§ **Set problem**
Turn every line in the items below into a JSON list of strings, one string per line, with blank lines left out.

§ **Working data**
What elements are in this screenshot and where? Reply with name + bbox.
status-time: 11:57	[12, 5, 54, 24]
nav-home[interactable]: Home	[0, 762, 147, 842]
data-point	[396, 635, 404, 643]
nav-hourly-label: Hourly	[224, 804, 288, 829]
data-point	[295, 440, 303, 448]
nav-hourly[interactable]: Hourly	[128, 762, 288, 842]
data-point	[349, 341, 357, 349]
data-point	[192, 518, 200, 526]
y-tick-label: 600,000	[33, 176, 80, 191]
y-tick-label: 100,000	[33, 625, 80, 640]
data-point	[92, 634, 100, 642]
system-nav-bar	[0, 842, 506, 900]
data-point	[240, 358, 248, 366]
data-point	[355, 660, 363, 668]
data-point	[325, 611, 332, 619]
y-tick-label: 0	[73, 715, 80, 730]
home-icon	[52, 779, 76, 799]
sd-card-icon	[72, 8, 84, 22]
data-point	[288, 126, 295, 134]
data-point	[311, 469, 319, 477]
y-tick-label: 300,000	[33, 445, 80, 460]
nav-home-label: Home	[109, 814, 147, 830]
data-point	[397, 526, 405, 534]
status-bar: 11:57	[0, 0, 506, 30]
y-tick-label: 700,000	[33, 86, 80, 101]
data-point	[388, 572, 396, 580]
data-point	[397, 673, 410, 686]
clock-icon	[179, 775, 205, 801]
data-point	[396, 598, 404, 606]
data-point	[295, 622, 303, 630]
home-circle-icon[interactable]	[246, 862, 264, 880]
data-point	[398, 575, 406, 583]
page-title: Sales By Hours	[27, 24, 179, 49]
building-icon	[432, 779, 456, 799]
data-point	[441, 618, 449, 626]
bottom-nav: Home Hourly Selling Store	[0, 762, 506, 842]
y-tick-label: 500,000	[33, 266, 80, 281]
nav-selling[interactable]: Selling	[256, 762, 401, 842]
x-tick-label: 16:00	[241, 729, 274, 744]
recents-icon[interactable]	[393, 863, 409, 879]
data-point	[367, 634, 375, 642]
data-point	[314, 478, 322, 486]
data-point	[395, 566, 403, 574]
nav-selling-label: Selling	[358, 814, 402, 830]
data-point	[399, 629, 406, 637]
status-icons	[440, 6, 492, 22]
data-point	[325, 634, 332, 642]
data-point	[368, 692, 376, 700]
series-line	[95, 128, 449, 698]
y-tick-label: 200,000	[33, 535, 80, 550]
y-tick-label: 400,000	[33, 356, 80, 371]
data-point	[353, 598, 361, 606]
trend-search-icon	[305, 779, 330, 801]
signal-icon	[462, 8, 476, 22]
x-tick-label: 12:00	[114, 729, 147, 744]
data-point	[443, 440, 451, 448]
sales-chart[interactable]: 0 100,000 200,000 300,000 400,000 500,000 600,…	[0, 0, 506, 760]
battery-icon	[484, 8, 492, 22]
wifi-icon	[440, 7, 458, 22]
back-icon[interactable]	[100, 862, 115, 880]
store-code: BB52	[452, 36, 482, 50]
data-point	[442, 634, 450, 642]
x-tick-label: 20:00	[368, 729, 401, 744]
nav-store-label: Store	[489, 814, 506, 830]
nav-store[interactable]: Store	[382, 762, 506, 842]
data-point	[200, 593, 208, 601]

§ **Solution to the problem**
[
  "What elements are in this screenshot and where? Reply with name + bbox.",
  "status-time: 11:57\t[12, 5, 54, 24]",
  "nav-home[interactable]: Home\t[0, 762, 147, 842]",
  "data-point\t[396, 635, 404, 643]",
  "nav-hourly-label: Hourly\t[224, 804, 288, 829]",
  "data-point\t[295, 440, 303, 448]",
  "nav-hourly[interactable]: Hourly\t[128, 762, 288, 842]",
  "data-point\t[349, 341, 357, 349]",
  "data-point\t[192, 518, 200, 526]",
  "y-tick-label: 600,000\t[33, 176, 80, 191]",
  "y-tick-label: 100,000\t[33, 625, 80, 640]",
  "data-point\t[92, 634, 100, 642]",
  "system-nav-bar\t[0, 842, 506, 900]",
  "data-point\t[240, 358, 248, 366]",
  "data-point\t[355, 660, 363, 668]",
  "data-point\t[325, 611, 332, 619]",
  "y-tick-label: 0\t[73, 715, 80, 730]",
  "home-icon\t[52, 779, 76, 799]",
  "sd-card-icon\t[72, 8, 84, 22]",
  "data-point\t[288, 126, 295, 134]",
  "data-point\t[311, 469, 319, 477]",
  "y-tick-label: 300,000\t[33, 445, 80, 460]",
  "nav-home-label: Home\t[109, 814, 147, 830]",
  "data-point\t[397, 526, 405, 534]",
  "status-bar: 11:57\t[0, 0, 506, 30]",
  "y-tick-label: 700,000\t[33, 86, 80, 101]",
  "data-point\t[388, 572, 396, 580]",
  "data-point\t[397, 673, 410, 686]",
  "clock-icon\t[179, 775, 205, 801]",
  "data-point\t[396, 598, 404, 606]",
  "data-point\t[295, 622, 303, 630]",
  "home-circle-icon[interactable]\t[246, 862, 264, 880]",
  "data-point\t[398, 575, 406, 583]",
  "page-title: Sales By Hours\t[27, 24, 179, 49]",
  "building-icon\t[432, 779, 456, 799]",
  "data-point\t[441, 618, 449, 626]",
  "bottom-nav: Home Hourly Selling Store\t[0, 762, 506, 842]",
  "y-tick-label: 500,000\t[33, 266, 80, 281]",
  "nav-selling[interactable]: Selling\t[256, 762, 401, 842]",
  "x-tick-label: 16:00\t[241, 729, 274, 744]",
  "recents-icon[interactable]\t[393, 863, 409, 879]",
  "data-point\t[367, 634, 375, 642]",
  "data-point\t[314, 478, 322, 486]",
  "data-point\t[395, 566, 403, 574]",
  "nav-selling-label: Selling\t[358, 814, 402, 830]",
  "data-point\t[399, 629, 406, 637]",
  "status-icons\t[440, 6, 492, 22]",
  "data-point\t[325, 634, 332, 642]",
  "data-point\t[368, 692, 376, 700]",
  "series-line\t[95, 128, 449, 698]",
  "y-tick-label: 200,000\t[33, 535, 80, 550]",
  "y-tick-label: 400,000\t[33, 356, 80, 371]",
  "data-point\t[353, 598, 361, 606]",
  "trend-search-icon\t[305, 779, 330, 801]",
  "signal-icon\t[462, 8, 476, 22]",
  "x-tick-label: 12:00\t[114, 729, 147, 744]",
  "data-point\t[443, 440, 451, 448]",
  "sales-chart[interactable]: 0 100,000 200,000 300,000 400,000 500,000 600,…\t[0, 0, 506, 760]",
  "battery-icon\t[484, 8, 492, 22]",
  "wifi-icon\t[440, 7, 458, 22]",
  "back-icon[interactable]\t[100, 862, 115, 880]",
  "store-code: BB52\t[452, 36, 482, 50]",
  "data-point\t[442, 634, 450, 642]",
  "x-tick-label: 20:00\t[368, 729, 401, 744]",
  "nav-store-label: Store\t[489, 814, 506, 830]",
  "nav-store[interactable]: Store\t[382, 762, 506, 842]",
  "data-point\t[200, 593, 208, 601]"
]